### Exercise requirements
Single out the lines of the material that contain "description" and copy them.

### Task data

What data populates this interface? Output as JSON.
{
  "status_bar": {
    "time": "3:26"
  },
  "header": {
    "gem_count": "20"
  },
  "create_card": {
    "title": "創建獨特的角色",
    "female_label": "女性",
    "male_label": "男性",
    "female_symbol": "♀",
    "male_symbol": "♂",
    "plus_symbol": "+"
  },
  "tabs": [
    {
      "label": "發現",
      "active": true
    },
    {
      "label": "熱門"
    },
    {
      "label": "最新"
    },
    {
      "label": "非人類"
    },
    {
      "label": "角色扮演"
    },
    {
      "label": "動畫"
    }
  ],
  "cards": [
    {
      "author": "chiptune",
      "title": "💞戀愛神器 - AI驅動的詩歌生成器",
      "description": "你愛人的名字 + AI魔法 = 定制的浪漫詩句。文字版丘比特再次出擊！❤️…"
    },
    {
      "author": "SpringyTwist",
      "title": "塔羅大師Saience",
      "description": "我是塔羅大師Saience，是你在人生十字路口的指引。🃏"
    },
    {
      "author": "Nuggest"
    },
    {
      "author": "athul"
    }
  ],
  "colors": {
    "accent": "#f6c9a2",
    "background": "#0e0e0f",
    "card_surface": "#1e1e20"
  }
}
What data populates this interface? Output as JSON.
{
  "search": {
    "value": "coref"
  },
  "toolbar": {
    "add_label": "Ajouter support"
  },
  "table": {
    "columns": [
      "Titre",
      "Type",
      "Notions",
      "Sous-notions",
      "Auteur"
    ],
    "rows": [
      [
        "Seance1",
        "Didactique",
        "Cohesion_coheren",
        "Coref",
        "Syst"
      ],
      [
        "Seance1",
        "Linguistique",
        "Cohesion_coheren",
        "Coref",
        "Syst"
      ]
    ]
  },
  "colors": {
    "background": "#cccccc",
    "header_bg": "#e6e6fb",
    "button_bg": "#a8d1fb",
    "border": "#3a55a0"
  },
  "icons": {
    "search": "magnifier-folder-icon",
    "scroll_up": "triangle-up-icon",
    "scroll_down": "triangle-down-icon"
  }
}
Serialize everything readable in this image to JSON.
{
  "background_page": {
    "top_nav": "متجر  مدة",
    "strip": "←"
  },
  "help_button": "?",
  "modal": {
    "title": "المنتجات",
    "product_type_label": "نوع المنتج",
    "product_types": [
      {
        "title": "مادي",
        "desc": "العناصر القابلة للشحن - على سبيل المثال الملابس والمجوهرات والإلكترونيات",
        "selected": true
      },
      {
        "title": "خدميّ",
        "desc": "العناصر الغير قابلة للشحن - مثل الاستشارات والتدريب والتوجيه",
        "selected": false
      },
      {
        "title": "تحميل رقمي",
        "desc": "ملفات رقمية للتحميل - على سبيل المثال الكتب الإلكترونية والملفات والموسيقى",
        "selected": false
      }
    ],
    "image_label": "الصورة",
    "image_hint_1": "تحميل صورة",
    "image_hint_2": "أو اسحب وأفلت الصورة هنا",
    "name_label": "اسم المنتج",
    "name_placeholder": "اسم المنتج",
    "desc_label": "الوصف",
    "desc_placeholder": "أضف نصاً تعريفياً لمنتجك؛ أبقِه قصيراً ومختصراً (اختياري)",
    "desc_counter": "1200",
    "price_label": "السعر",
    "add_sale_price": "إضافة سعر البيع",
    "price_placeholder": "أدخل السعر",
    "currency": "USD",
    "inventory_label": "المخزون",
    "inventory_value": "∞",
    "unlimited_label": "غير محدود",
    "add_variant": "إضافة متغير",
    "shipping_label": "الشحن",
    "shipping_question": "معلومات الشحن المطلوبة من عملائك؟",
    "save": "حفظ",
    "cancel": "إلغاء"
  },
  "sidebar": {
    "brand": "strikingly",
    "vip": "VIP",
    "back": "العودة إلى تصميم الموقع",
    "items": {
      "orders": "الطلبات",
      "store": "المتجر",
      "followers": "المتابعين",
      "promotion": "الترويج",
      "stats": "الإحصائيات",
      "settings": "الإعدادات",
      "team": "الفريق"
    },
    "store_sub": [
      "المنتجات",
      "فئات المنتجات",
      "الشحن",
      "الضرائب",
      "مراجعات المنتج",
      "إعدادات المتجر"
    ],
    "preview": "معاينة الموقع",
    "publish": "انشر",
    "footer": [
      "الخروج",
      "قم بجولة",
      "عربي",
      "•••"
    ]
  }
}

### Solution to this problem
      "description": "你愛人的名字 + AI魔法 = 定制的浪漫詩句。文字版丘比特再次出擊！❤️…"
      "description": "我是塔羅大師Saience，是你在人生十字路口的指引。🃏"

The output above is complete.